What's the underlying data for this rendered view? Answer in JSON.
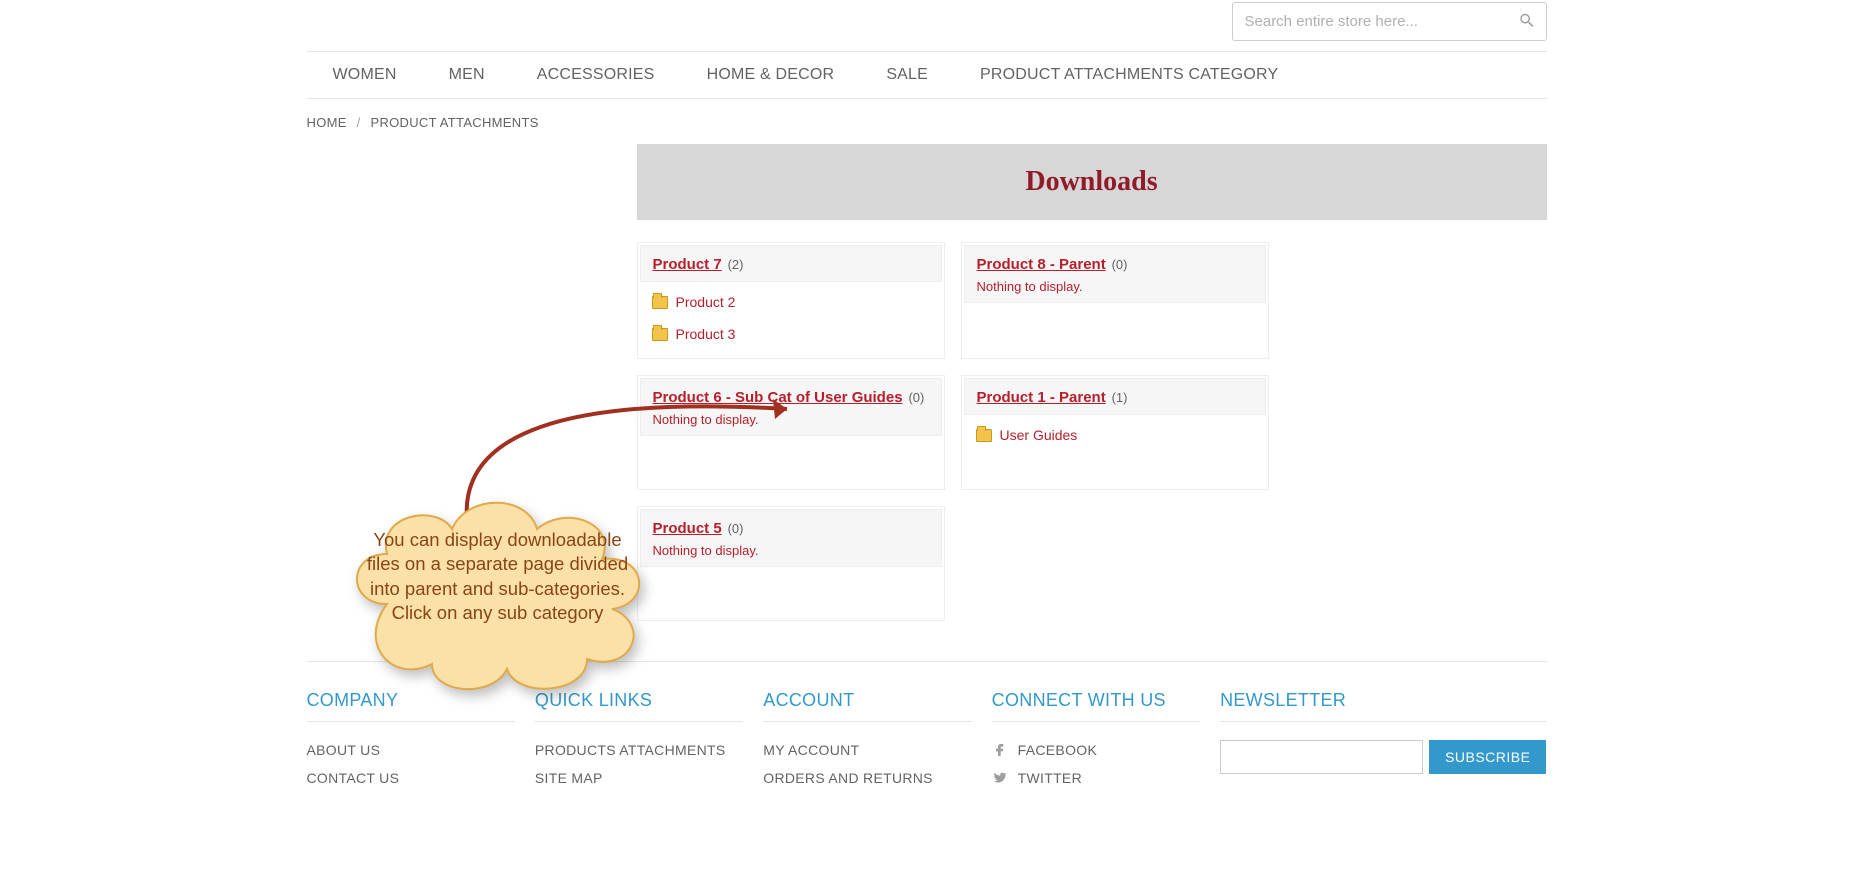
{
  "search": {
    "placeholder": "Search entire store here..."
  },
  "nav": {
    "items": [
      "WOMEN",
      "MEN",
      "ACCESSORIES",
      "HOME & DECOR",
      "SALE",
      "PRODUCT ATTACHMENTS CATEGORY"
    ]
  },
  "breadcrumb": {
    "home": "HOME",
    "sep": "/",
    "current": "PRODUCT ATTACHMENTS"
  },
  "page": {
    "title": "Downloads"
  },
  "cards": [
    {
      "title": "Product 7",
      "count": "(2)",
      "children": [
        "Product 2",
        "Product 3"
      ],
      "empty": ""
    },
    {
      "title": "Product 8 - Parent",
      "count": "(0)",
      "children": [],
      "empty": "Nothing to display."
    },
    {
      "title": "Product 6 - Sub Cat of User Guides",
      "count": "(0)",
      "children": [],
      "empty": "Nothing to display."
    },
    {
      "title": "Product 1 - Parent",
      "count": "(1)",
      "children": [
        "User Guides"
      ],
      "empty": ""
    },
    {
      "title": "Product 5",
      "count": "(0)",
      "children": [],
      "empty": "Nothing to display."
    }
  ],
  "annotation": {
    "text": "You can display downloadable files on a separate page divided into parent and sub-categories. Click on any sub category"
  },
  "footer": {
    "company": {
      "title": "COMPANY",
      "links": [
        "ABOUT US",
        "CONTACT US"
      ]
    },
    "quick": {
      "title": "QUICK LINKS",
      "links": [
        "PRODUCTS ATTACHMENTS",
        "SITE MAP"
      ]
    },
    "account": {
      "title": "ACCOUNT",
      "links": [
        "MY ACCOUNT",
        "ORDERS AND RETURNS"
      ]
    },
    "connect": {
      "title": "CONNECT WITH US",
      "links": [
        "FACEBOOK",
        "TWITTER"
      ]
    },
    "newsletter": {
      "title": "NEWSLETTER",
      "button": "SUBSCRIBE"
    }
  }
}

■ ■ ■ ■ ■

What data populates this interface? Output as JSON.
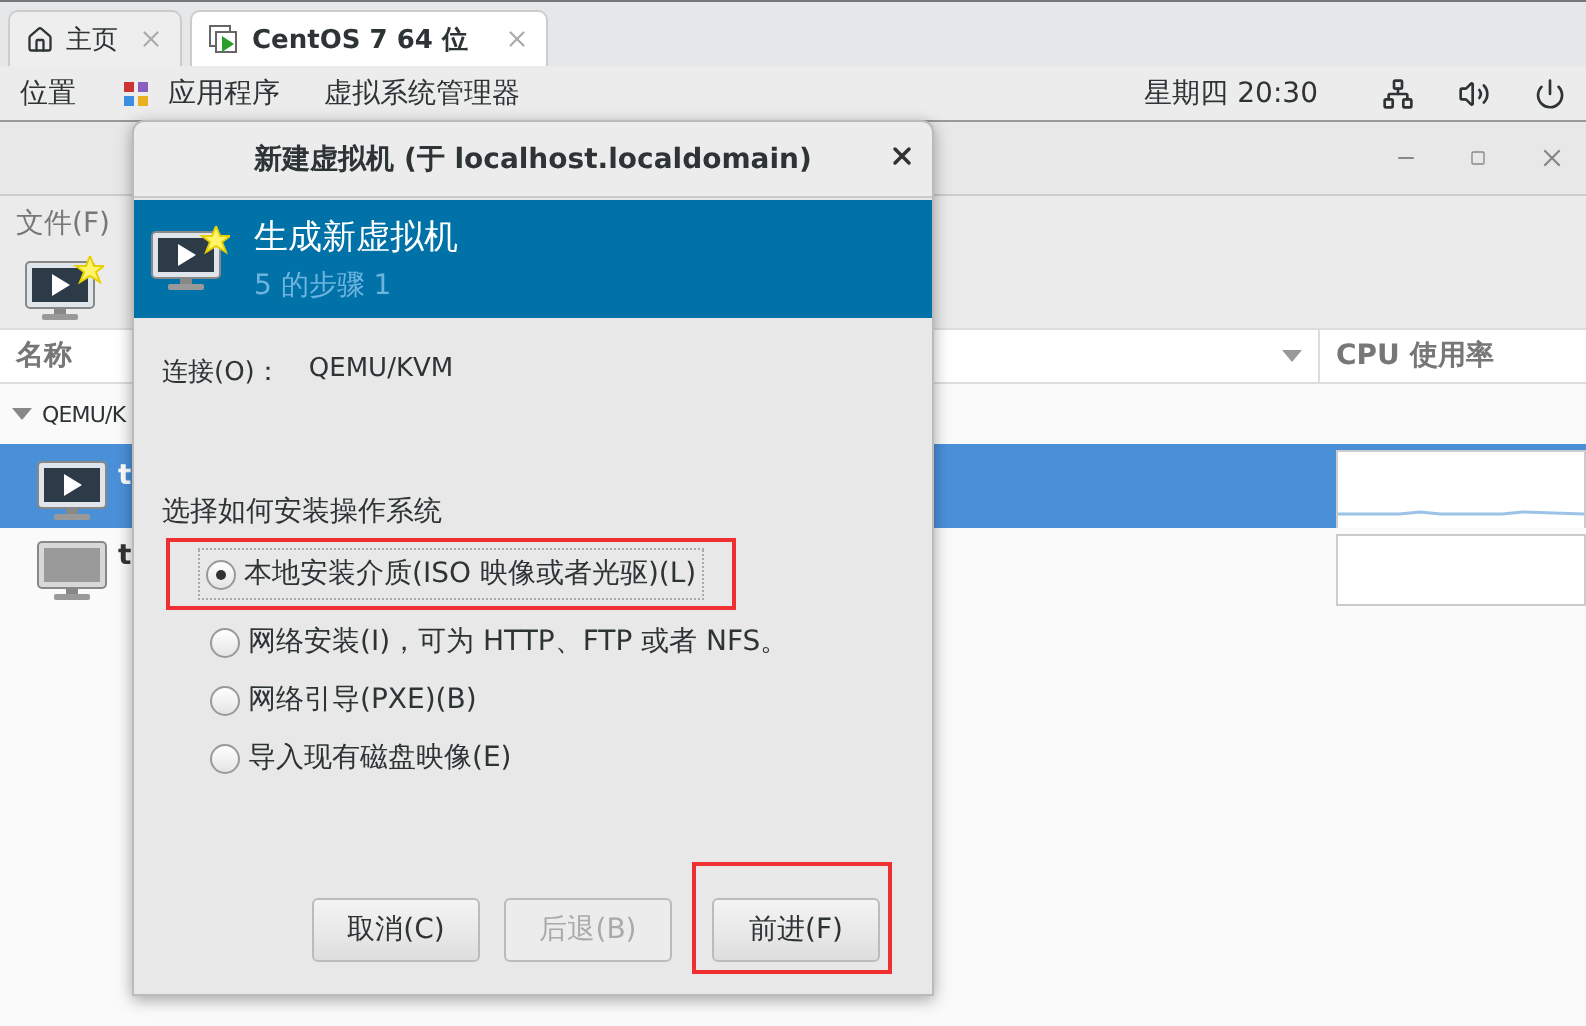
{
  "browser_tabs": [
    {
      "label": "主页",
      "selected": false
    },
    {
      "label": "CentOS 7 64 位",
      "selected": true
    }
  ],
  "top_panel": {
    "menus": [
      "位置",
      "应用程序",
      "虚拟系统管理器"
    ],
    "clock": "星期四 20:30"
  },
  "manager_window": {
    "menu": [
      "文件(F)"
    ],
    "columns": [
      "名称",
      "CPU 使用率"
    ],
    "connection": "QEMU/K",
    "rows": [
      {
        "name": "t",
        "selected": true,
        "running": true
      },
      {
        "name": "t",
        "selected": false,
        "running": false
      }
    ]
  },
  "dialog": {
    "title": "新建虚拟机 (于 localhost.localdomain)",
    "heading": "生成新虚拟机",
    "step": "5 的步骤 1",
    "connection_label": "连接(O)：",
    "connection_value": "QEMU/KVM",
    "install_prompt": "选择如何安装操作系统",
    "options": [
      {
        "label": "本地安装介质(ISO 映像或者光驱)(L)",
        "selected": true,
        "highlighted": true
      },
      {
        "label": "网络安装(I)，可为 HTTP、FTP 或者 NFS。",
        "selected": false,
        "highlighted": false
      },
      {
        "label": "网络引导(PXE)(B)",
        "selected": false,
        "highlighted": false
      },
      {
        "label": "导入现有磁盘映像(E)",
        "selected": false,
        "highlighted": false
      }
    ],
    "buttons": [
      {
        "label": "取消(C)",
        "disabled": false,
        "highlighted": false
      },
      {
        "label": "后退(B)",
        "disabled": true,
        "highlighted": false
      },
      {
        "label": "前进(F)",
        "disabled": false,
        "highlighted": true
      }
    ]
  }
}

■ ■ ■ ■ ■

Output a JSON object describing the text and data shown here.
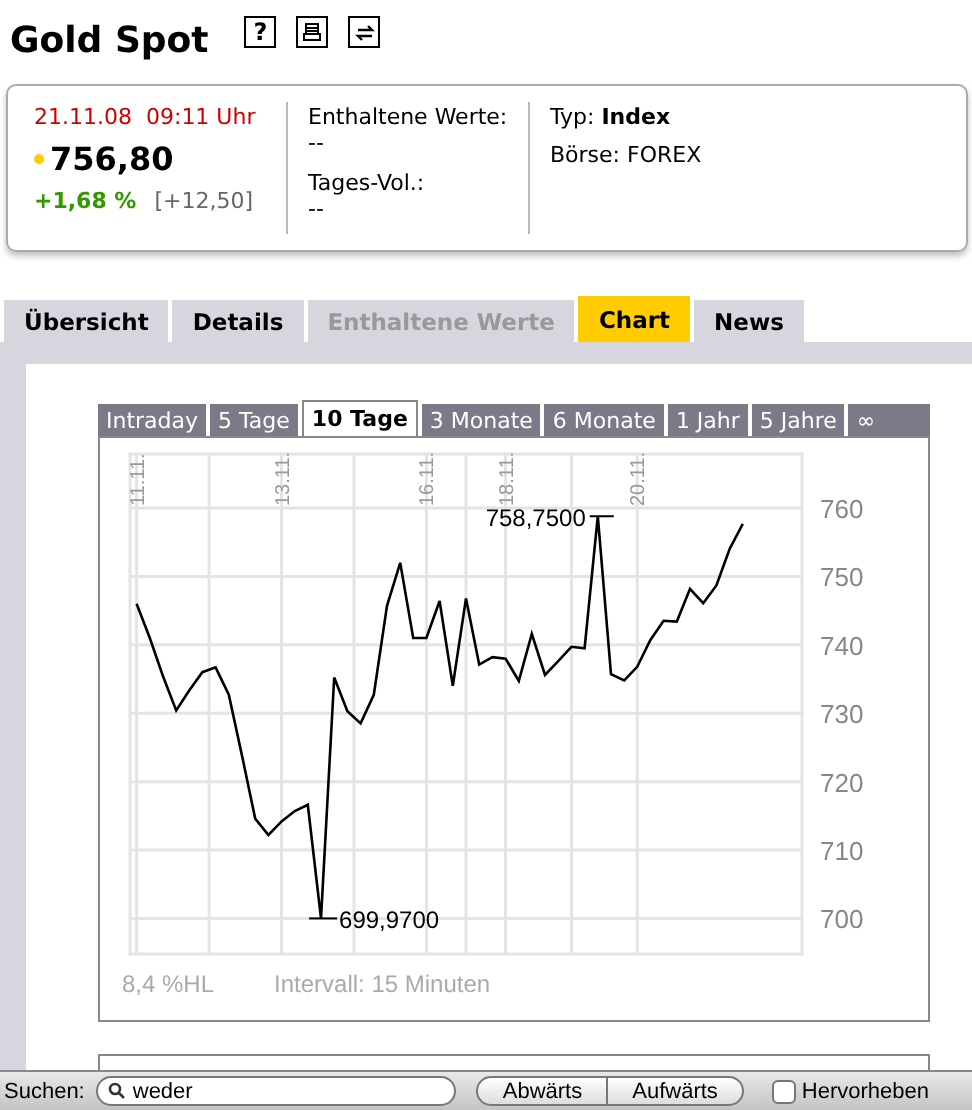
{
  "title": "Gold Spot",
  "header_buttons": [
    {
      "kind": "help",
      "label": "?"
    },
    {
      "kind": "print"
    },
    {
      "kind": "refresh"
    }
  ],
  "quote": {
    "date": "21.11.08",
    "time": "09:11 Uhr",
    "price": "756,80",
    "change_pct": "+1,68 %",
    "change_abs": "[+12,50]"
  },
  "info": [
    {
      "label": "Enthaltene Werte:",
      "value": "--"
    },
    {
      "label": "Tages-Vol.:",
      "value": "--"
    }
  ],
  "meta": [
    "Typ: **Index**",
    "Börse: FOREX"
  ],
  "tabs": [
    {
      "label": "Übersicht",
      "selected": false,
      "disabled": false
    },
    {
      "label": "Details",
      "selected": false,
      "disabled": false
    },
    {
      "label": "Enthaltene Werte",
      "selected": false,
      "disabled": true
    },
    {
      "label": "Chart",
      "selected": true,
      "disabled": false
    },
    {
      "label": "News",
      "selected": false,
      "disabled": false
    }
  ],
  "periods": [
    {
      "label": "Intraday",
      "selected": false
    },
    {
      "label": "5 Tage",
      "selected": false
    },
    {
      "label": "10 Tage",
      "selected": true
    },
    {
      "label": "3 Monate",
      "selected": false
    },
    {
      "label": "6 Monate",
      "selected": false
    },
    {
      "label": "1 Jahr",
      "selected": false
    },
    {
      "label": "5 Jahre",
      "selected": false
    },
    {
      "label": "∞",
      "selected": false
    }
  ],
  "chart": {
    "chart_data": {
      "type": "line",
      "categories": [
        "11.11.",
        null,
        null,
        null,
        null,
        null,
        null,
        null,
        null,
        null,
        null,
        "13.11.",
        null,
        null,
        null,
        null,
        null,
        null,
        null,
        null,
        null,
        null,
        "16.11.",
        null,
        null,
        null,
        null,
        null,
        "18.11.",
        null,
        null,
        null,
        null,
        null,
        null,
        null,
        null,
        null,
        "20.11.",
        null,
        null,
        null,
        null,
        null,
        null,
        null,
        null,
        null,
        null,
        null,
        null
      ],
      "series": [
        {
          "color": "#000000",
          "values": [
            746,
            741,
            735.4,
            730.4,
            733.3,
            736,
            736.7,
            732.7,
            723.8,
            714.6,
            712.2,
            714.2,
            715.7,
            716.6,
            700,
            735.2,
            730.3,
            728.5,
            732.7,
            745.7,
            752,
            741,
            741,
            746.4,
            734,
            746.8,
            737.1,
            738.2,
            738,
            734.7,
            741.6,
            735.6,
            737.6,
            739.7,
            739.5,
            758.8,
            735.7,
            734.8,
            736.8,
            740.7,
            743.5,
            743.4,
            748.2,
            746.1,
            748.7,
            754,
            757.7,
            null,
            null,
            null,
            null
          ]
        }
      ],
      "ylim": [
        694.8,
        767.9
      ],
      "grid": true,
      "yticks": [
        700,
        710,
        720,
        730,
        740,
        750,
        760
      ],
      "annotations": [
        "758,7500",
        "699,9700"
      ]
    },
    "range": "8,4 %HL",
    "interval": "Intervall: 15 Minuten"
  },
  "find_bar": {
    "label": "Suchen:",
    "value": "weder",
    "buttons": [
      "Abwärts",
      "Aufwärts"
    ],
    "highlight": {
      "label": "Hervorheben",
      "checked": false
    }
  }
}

■ ■ ■ ■ ■

Locate all lines in the listing above with the word "QEMU" and copy them.

    "connection": "QEMU/K",
    "connection_value": "QEMU/KVM",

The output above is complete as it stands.